REQUIRED TASK: Repeat the lines from the first one through the line containing "507, 33, 537]", inclusive, substituting "clickable" for each occurrence of "interactable" and leaving all else unchanged. Give only those lines.

DATA EXTRACT:
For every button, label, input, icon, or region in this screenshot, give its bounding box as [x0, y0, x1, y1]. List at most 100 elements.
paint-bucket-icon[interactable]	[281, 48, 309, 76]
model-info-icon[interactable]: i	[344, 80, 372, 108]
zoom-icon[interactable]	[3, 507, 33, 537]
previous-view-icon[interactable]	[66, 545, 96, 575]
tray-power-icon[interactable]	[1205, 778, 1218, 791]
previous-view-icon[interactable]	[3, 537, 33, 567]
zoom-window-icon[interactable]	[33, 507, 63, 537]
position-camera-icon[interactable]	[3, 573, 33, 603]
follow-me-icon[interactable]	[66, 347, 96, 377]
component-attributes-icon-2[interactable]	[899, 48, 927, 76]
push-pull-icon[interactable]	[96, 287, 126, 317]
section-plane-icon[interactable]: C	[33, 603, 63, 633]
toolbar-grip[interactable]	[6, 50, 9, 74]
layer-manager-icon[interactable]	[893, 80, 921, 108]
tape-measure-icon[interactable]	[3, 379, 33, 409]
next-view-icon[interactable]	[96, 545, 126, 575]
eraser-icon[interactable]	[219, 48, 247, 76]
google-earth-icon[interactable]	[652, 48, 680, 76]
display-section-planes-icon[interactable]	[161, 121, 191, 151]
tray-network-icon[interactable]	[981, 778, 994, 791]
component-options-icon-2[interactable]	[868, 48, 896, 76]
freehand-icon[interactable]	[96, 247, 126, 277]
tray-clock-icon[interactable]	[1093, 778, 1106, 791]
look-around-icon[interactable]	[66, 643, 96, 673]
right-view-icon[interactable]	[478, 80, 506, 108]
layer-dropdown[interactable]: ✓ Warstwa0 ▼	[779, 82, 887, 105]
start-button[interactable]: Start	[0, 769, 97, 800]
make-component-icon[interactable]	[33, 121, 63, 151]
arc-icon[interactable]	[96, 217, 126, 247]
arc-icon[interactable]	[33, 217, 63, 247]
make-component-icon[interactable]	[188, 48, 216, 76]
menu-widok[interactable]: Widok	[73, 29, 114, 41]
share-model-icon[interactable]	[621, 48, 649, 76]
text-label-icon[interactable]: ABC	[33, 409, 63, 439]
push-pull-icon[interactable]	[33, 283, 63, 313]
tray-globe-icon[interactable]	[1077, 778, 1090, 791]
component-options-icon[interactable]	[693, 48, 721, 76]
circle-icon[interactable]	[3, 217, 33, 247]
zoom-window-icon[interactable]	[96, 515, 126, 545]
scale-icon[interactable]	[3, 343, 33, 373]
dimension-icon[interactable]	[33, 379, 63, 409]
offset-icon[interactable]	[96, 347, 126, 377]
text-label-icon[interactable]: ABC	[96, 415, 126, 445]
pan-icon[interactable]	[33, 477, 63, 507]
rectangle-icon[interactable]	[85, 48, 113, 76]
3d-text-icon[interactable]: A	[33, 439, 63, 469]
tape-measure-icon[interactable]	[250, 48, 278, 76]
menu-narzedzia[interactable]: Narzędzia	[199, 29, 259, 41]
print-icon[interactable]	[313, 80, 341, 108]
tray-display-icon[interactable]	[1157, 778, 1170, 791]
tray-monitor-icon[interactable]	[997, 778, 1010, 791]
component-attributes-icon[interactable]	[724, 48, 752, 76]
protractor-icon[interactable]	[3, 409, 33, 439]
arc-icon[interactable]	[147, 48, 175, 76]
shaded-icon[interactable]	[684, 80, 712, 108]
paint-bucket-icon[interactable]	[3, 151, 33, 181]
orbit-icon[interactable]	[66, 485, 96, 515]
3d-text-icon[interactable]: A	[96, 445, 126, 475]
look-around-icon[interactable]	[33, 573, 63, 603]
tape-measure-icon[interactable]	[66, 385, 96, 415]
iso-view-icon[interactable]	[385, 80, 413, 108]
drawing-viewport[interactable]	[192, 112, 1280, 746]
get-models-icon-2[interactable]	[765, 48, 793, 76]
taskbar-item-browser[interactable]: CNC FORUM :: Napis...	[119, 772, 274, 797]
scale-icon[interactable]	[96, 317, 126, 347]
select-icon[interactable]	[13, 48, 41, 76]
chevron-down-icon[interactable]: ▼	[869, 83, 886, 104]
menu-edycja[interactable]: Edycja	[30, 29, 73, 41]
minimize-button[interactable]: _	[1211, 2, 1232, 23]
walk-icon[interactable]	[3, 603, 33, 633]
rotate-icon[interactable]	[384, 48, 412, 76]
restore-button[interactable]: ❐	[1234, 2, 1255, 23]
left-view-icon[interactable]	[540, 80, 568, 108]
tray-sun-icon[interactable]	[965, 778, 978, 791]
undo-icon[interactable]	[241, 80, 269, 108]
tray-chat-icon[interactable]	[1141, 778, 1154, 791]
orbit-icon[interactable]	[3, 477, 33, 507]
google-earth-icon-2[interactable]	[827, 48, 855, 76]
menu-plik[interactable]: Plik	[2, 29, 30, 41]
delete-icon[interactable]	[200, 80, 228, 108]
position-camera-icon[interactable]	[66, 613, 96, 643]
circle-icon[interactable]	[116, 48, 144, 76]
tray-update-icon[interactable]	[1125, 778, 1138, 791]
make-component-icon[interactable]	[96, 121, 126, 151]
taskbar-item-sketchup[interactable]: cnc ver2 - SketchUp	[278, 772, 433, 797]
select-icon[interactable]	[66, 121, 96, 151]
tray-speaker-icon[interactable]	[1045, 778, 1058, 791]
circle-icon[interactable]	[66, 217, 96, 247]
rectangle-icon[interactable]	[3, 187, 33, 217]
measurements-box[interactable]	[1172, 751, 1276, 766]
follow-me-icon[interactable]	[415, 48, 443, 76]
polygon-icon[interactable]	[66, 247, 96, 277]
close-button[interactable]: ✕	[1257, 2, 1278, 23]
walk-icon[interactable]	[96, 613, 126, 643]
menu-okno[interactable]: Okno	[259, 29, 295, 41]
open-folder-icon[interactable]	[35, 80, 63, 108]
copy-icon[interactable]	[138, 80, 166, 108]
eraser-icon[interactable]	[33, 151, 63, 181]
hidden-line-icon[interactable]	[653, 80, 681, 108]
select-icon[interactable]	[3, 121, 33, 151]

EXPECTED ANSWER:
For every button, label, input, icon, or region in this screenshot, give its bounding box as [x0, y0, x1, y1]. List at most 100 elements.
paint-bucket-icon[clickable]	[281, 48, 309, 76]
model-info-icon[clickable]: i	[344, 80, 372, 108]
zoom-icon[clickable]	[3, 507, 33, 537]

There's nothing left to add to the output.